- Instructions for the task -
Check each line for the word "JSON" and report how many have it. Give nothing else.

Records from a data source
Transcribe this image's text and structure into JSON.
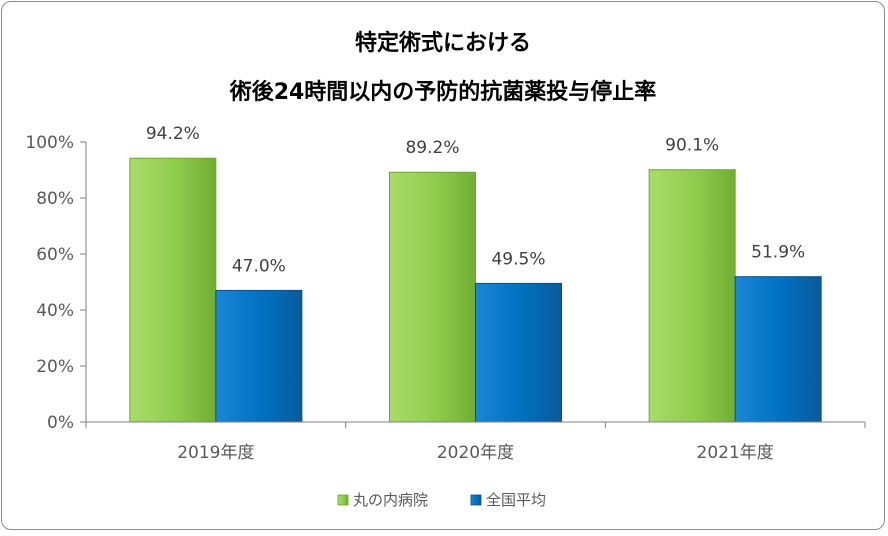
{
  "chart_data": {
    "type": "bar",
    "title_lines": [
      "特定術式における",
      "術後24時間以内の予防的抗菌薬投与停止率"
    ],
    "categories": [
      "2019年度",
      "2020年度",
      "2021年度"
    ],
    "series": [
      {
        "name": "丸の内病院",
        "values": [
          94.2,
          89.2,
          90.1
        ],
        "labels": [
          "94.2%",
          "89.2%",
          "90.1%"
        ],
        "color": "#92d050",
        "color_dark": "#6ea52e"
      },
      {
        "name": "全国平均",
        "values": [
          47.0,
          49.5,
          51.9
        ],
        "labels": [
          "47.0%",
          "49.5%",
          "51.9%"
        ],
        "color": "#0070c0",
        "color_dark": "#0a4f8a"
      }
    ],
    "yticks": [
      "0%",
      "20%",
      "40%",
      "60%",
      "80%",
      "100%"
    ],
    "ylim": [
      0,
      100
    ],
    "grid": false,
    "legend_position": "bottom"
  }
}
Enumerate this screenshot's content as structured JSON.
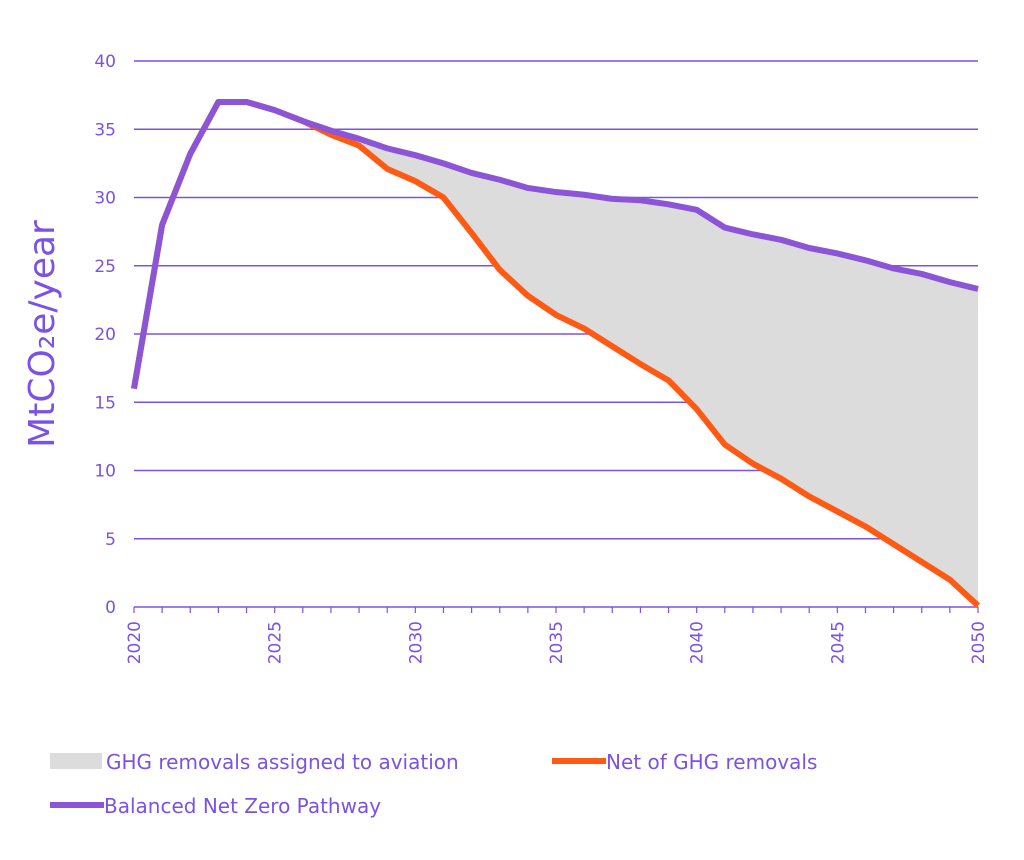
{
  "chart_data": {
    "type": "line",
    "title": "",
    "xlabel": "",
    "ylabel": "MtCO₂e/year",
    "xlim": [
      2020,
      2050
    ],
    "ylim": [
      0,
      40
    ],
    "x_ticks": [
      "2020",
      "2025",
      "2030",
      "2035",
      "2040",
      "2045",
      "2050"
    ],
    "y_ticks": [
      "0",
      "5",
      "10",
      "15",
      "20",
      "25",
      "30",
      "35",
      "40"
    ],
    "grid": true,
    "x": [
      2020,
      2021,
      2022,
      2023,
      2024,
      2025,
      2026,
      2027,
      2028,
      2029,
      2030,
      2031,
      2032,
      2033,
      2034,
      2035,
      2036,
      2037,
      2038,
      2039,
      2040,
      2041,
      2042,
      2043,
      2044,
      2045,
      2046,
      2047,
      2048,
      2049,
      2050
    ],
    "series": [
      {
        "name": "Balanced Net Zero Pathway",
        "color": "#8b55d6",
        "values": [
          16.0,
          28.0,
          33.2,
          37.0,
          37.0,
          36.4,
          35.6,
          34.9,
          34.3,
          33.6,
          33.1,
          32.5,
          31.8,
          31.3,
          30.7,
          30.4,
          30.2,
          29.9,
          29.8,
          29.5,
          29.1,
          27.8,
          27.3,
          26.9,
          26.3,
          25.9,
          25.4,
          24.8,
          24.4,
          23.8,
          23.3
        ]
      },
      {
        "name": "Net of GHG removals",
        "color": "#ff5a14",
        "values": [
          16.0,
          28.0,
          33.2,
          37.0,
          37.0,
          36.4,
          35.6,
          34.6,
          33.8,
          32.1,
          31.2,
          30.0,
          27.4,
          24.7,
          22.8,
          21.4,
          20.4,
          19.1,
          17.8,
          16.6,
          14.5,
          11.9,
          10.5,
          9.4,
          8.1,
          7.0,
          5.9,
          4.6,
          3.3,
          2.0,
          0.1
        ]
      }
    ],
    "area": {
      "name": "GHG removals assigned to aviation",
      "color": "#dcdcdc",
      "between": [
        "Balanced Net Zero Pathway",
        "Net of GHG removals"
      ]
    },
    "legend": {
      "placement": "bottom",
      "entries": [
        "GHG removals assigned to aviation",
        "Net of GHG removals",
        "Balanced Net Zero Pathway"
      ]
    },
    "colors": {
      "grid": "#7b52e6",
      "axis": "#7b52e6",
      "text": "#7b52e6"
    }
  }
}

- The response -
2